=== Task instructions ===
Count how many lines hold the string "Endereço". Answer with that number and nothing more.

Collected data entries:
===============
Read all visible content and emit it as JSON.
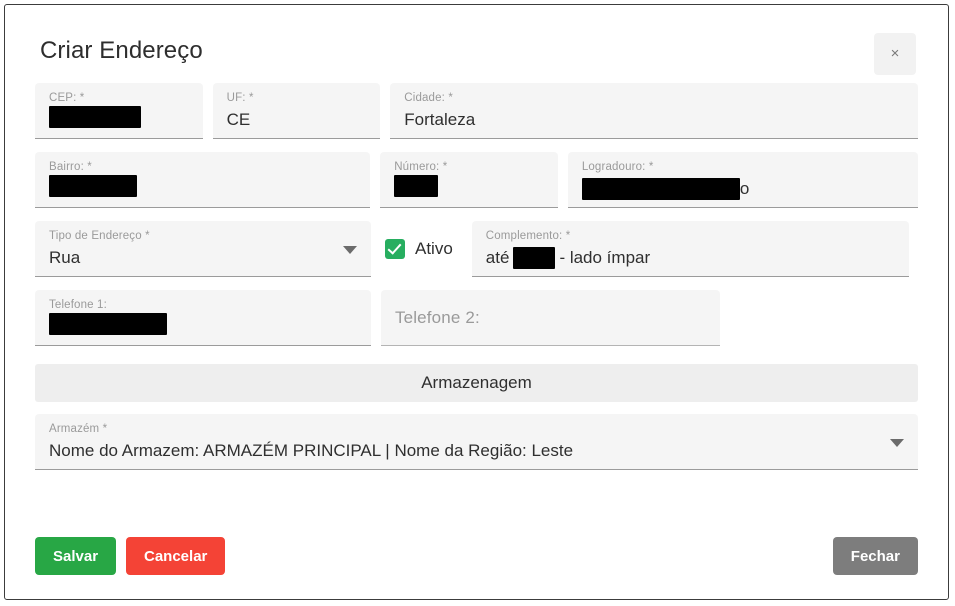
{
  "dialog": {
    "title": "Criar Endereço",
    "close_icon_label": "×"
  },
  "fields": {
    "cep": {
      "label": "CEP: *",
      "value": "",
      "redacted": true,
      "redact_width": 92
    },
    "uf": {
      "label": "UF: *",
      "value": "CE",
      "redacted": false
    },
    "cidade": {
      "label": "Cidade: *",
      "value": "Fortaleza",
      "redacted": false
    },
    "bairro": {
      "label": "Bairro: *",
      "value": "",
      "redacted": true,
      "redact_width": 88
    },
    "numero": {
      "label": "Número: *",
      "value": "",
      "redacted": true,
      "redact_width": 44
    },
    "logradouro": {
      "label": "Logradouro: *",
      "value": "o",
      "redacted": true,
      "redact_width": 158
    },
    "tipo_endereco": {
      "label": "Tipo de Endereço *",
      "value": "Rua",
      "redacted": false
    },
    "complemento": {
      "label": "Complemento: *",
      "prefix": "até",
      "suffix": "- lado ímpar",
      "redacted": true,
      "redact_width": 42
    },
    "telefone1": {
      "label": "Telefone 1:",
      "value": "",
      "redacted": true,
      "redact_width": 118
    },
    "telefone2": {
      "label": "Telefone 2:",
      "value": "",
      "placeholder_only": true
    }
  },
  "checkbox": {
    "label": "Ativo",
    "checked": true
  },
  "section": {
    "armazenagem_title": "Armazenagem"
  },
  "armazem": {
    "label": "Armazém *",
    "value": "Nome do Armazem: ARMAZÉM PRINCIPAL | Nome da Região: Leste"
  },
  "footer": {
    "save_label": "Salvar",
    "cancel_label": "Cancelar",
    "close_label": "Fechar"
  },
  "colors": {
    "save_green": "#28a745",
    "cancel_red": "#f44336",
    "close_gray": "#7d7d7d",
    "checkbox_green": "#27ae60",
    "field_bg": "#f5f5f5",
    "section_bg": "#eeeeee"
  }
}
===============
=== Written response ===
2